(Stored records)
------------------------------------
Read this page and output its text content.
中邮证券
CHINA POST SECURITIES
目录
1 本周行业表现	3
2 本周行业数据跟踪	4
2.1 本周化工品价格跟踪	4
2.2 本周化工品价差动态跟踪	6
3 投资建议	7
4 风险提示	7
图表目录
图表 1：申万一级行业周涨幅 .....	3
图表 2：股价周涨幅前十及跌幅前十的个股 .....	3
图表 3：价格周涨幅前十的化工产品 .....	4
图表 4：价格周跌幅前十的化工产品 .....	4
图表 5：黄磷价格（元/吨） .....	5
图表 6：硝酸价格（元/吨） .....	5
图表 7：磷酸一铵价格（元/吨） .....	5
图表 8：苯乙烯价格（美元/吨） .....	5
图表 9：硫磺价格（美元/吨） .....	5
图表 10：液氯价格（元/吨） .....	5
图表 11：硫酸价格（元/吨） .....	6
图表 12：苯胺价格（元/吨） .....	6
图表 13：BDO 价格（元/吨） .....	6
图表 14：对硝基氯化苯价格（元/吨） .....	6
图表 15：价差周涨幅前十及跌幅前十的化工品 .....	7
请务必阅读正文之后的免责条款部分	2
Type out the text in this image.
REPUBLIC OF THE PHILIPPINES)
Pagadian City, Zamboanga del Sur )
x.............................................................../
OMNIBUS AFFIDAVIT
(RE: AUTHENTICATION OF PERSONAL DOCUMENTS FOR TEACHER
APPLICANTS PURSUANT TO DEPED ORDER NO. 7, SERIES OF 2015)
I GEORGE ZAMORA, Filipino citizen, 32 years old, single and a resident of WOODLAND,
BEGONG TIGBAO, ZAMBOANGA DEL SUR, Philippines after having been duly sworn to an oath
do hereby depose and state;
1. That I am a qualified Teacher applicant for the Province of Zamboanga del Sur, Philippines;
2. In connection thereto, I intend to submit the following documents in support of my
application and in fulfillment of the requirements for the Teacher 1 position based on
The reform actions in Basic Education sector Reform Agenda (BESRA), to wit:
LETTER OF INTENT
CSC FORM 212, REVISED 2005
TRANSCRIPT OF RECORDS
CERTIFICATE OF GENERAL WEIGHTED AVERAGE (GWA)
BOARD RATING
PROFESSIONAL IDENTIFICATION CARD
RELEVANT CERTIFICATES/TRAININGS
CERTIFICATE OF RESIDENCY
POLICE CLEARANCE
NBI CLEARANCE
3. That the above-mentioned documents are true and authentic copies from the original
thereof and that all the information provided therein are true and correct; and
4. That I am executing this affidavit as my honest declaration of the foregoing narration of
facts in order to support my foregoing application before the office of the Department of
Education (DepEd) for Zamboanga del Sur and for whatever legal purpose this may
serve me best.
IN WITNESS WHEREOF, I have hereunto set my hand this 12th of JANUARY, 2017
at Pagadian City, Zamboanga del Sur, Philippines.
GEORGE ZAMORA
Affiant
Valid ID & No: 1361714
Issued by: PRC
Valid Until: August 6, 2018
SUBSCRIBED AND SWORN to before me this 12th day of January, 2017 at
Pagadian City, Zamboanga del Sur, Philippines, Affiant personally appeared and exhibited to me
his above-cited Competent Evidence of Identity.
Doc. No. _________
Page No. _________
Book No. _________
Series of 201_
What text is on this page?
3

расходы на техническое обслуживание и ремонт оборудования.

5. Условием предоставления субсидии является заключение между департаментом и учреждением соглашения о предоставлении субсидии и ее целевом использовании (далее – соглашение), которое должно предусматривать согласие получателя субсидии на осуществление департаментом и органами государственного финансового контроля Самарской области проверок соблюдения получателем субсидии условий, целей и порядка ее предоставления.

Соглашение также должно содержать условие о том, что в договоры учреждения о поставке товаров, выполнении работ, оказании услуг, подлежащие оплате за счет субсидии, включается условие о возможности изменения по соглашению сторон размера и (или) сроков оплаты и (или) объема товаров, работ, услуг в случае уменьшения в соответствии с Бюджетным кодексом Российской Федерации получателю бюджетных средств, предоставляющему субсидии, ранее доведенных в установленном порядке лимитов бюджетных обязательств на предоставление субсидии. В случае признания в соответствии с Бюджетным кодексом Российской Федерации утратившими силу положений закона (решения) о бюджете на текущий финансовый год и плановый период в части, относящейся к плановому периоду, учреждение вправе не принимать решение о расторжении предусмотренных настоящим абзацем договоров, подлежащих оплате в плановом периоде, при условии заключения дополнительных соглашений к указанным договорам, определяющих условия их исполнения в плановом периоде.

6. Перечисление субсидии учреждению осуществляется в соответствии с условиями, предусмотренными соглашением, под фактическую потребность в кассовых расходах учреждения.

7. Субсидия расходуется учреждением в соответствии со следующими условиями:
------------------------------------
- [The task] Go through the lines above. Select every one that has the string "foregoing".

- [The result]
4. That I am executing this affidavit as my honest declaration of the foregoing narration of
facts in order to support my foregoing application before the office of the Department of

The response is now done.